WRITTEN INSTRUCTION = Read the entries below and pull out each line with the string "chaussures".

━━━━━━

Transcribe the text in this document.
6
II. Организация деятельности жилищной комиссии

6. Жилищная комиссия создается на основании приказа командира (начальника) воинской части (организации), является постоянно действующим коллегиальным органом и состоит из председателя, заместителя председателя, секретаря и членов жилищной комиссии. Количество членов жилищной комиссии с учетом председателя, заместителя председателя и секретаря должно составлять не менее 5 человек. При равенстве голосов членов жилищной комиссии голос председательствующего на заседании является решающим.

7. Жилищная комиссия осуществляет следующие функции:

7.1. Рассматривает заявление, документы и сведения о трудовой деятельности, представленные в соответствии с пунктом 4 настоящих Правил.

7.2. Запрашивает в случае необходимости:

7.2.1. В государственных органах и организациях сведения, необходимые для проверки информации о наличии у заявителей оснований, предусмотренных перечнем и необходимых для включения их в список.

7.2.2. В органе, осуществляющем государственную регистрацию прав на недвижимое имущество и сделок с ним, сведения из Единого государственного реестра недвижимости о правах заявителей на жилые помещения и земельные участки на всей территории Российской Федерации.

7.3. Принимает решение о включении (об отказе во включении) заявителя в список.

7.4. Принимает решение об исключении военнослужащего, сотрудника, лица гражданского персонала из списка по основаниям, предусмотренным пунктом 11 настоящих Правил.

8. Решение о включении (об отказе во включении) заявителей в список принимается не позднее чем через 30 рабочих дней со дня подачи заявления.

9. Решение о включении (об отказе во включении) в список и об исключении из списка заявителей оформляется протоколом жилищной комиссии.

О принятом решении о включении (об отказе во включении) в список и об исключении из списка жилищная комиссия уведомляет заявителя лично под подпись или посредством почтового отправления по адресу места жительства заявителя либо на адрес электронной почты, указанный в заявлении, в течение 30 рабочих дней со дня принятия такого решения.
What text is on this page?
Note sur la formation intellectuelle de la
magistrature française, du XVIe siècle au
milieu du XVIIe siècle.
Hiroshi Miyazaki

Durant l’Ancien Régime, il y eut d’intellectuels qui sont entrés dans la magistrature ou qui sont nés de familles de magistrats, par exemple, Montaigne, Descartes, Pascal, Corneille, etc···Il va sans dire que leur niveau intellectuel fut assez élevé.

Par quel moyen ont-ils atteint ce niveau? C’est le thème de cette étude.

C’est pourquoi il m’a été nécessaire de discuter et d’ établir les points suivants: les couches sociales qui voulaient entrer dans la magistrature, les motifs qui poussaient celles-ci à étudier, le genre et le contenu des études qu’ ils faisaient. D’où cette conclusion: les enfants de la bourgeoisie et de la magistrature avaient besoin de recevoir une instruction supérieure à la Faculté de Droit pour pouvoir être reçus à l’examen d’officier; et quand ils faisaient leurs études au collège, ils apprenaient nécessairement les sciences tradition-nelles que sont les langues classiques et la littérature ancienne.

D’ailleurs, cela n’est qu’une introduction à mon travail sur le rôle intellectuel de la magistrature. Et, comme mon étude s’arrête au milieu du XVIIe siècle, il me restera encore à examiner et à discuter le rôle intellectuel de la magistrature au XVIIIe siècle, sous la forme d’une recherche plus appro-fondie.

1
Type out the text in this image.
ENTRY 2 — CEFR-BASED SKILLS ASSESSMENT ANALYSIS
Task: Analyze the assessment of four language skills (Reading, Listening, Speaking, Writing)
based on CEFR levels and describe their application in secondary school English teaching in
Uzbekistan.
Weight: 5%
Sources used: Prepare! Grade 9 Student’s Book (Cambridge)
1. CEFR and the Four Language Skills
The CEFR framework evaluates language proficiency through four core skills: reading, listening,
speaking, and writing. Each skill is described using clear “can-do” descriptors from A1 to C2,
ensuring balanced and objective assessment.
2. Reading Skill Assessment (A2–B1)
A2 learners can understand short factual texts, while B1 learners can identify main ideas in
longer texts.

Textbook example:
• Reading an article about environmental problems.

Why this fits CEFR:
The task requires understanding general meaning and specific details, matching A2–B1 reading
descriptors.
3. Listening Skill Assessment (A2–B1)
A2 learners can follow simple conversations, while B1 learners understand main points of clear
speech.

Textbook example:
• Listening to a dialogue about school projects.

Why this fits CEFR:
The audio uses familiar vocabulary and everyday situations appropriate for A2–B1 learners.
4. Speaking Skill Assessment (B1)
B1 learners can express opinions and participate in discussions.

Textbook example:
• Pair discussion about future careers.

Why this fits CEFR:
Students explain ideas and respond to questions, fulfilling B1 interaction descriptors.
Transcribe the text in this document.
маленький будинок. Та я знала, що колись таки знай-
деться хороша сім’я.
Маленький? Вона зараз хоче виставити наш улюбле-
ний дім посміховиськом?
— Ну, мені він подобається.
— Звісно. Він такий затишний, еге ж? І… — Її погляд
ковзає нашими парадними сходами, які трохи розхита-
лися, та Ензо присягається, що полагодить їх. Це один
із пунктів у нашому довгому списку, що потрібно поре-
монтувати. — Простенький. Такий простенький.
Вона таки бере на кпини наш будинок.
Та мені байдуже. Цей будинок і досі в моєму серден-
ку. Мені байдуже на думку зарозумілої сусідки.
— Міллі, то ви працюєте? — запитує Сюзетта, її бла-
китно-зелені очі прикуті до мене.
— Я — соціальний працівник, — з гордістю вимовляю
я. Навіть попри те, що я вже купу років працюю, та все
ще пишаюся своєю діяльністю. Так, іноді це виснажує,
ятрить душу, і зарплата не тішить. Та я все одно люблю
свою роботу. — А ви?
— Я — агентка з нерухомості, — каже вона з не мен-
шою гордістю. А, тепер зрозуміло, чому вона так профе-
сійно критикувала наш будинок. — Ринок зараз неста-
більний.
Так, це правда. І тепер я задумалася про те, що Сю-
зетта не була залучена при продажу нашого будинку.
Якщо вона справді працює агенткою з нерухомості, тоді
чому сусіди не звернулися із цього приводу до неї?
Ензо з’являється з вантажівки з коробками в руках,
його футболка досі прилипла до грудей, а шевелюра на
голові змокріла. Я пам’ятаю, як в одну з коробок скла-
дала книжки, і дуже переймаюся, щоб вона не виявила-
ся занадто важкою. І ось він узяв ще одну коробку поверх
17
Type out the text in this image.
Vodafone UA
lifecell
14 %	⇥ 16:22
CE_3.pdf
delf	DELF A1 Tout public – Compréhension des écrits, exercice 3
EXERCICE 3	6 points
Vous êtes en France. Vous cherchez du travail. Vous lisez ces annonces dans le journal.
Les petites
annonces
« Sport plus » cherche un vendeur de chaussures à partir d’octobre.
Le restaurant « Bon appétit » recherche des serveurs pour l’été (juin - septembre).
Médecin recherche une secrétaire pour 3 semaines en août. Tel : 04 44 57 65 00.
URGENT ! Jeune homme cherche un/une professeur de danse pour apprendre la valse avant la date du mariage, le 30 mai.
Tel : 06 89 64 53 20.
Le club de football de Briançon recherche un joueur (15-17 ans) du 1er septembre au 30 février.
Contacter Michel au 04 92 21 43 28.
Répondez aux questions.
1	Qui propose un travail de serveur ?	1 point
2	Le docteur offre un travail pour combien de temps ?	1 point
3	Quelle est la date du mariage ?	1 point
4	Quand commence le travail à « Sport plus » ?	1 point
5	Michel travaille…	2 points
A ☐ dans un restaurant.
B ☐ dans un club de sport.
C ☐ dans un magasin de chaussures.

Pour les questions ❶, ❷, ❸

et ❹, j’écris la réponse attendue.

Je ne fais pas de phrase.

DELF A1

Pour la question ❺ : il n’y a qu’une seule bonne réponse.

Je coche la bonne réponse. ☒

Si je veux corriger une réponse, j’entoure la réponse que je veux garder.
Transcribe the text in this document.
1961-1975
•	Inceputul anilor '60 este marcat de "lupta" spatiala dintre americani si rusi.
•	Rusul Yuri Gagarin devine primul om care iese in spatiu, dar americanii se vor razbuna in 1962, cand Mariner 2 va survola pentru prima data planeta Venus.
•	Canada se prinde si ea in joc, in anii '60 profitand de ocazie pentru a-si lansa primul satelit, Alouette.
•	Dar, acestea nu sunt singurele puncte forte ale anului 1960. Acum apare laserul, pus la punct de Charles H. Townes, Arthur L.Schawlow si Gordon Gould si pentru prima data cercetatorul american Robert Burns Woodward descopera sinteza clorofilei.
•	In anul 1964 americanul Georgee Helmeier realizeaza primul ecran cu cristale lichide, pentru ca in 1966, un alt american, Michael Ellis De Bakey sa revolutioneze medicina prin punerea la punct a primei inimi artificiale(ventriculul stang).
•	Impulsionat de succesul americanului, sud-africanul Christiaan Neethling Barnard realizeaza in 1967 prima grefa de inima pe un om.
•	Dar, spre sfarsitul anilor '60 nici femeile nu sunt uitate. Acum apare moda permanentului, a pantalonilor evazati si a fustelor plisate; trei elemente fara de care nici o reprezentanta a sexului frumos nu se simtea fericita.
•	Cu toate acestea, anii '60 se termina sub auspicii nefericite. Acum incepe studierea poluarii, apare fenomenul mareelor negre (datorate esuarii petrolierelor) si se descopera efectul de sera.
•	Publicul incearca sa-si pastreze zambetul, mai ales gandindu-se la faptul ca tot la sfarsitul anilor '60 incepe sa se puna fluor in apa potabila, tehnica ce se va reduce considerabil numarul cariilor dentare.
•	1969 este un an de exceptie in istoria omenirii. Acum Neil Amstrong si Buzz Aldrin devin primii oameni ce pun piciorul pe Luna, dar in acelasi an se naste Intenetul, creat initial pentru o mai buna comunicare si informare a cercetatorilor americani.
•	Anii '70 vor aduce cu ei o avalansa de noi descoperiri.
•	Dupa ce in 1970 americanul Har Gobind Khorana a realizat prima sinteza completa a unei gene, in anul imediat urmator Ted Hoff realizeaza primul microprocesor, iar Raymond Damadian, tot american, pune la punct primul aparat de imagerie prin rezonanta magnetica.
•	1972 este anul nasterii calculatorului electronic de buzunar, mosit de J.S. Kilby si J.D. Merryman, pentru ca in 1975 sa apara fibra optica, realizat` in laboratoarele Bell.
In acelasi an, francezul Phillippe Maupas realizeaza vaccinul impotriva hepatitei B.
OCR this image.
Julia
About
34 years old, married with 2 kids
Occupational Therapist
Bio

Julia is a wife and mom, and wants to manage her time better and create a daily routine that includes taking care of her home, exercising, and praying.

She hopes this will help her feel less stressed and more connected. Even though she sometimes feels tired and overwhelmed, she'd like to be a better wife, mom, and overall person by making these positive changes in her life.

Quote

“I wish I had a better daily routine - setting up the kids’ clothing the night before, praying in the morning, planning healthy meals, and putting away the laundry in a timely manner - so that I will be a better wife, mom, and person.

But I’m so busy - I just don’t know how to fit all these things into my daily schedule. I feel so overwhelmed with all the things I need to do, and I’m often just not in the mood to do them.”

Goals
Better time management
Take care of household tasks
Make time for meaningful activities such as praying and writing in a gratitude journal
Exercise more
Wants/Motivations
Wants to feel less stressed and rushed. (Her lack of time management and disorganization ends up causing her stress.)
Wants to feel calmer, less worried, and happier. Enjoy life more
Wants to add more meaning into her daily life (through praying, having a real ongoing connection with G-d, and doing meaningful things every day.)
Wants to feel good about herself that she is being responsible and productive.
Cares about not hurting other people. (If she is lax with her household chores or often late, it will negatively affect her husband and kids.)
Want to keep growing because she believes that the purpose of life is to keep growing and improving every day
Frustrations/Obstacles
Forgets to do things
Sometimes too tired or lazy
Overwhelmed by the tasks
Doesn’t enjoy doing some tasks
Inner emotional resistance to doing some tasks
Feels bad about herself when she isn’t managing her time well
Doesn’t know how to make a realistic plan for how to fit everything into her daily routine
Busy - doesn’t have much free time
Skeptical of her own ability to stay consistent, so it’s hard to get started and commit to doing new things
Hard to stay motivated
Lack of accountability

━━━━━━

EXPECTED OUTPUT =
« Sport plus » cherche un vendeur de chaussures à partir d’octobre.
C ☐ dans un magasin de chaussures.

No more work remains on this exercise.